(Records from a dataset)
╭──

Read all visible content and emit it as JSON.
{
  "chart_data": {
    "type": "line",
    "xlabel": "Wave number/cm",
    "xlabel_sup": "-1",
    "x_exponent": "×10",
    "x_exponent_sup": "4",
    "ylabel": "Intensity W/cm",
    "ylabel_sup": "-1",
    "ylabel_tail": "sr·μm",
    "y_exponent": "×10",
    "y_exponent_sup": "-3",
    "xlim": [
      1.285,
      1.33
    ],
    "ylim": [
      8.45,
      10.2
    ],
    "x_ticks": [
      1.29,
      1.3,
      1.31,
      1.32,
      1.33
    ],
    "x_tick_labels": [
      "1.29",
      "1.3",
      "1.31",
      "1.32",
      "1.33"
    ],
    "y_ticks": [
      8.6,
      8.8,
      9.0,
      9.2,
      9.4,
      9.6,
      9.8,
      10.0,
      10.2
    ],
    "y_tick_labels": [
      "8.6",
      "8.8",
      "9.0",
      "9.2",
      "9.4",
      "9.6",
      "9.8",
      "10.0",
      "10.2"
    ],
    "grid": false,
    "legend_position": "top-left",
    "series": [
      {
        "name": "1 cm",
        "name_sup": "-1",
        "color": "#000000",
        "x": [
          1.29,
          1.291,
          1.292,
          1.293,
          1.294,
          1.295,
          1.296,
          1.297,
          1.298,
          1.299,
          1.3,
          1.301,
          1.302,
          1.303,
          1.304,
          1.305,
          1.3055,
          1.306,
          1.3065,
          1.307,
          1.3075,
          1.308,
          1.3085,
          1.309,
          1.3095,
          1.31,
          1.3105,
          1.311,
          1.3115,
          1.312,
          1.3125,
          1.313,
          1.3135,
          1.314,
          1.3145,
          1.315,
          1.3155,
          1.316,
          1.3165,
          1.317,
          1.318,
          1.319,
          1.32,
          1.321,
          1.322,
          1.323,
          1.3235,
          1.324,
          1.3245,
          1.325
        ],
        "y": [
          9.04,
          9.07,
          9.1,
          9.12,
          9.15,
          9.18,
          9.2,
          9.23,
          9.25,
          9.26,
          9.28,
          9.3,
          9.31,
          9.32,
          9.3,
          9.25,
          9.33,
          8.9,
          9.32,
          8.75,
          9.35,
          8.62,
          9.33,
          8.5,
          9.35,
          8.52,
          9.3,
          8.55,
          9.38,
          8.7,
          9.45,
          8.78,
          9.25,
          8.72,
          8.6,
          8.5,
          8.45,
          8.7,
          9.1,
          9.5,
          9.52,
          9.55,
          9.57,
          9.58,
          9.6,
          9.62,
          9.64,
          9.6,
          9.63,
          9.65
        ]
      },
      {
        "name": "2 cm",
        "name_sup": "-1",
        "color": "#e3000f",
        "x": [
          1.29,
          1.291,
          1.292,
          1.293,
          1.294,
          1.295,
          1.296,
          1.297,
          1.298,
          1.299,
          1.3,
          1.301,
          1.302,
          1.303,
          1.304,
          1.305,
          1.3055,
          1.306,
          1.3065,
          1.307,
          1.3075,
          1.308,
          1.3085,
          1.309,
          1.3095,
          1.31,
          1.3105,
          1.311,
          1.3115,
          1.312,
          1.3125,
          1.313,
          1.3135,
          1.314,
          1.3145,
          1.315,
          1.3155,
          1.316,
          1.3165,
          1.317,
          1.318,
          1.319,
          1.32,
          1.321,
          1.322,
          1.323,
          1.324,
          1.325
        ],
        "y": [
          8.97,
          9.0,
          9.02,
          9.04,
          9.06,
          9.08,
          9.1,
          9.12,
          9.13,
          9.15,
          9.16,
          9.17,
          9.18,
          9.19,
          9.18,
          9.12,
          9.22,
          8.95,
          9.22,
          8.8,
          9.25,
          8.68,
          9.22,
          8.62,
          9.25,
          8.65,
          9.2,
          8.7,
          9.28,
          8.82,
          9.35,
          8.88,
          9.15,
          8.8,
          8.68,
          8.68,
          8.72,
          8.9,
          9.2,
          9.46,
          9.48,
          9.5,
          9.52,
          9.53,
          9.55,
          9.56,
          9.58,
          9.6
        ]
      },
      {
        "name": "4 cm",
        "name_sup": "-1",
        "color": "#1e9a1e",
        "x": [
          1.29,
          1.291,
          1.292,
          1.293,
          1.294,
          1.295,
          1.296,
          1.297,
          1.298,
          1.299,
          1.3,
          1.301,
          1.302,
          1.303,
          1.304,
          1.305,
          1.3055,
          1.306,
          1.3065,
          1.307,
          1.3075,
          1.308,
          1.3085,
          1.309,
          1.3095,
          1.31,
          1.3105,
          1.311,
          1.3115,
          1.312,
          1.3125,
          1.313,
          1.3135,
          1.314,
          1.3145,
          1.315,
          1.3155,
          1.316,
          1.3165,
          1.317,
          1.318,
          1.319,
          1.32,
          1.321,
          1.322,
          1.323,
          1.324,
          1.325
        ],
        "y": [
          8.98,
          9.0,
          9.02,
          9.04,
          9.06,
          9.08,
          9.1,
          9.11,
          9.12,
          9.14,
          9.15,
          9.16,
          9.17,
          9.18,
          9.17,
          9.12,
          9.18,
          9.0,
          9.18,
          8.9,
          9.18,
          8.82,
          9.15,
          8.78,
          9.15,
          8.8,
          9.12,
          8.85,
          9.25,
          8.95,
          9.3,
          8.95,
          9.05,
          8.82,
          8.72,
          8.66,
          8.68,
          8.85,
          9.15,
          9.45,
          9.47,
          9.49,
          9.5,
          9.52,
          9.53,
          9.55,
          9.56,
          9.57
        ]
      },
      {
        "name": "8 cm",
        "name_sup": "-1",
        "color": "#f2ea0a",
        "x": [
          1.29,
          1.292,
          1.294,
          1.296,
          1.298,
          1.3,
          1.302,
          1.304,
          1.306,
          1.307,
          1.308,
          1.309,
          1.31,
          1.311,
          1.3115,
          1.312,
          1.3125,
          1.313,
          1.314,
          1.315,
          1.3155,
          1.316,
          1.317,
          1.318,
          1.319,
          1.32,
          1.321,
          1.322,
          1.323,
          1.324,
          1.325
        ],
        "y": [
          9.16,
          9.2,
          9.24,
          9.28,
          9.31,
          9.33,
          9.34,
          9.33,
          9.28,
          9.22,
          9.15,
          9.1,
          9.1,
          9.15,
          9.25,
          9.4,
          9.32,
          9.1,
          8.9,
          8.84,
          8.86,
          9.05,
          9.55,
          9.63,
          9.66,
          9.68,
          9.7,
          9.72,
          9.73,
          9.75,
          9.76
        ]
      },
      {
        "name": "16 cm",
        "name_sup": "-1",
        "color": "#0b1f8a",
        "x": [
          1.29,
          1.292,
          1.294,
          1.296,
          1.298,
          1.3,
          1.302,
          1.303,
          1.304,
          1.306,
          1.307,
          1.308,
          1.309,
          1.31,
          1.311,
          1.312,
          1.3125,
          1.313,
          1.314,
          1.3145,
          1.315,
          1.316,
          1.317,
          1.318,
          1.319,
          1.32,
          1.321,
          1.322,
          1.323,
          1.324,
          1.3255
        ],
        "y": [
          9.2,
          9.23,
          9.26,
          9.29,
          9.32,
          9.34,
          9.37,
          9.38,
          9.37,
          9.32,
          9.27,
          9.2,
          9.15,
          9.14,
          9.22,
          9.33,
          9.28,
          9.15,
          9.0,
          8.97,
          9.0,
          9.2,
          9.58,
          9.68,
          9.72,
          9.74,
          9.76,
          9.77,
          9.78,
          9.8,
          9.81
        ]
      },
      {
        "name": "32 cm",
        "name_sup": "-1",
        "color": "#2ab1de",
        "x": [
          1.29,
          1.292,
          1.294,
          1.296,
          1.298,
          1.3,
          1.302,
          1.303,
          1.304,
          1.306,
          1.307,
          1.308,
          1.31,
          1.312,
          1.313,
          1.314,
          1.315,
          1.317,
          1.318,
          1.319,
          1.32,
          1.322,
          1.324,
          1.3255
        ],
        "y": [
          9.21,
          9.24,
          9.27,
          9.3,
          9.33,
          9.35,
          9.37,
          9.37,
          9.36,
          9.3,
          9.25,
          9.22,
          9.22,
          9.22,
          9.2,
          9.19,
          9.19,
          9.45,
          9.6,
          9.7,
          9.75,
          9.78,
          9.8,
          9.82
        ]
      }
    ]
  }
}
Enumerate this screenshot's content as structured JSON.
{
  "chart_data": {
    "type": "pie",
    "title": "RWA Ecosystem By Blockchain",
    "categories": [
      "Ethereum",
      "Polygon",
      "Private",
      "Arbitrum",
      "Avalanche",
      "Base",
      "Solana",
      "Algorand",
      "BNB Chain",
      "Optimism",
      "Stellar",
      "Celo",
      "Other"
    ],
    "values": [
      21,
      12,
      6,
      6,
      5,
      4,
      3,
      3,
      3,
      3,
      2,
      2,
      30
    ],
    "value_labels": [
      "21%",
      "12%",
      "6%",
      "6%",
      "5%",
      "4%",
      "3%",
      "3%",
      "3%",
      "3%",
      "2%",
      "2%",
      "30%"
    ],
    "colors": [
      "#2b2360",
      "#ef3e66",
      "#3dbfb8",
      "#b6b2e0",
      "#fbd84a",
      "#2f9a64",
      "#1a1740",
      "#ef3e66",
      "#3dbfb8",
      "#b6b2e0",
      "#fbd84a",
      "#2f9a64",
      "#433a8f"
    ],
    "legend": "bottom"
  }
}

╰──

▶ [INSTRUCTION] Go through the records and copy each line with "content" in it.

▶ [ANSWER IN FULL]
Read all visible content and emit it as JSON.
Enumerate this screenshot's content as structured JSON.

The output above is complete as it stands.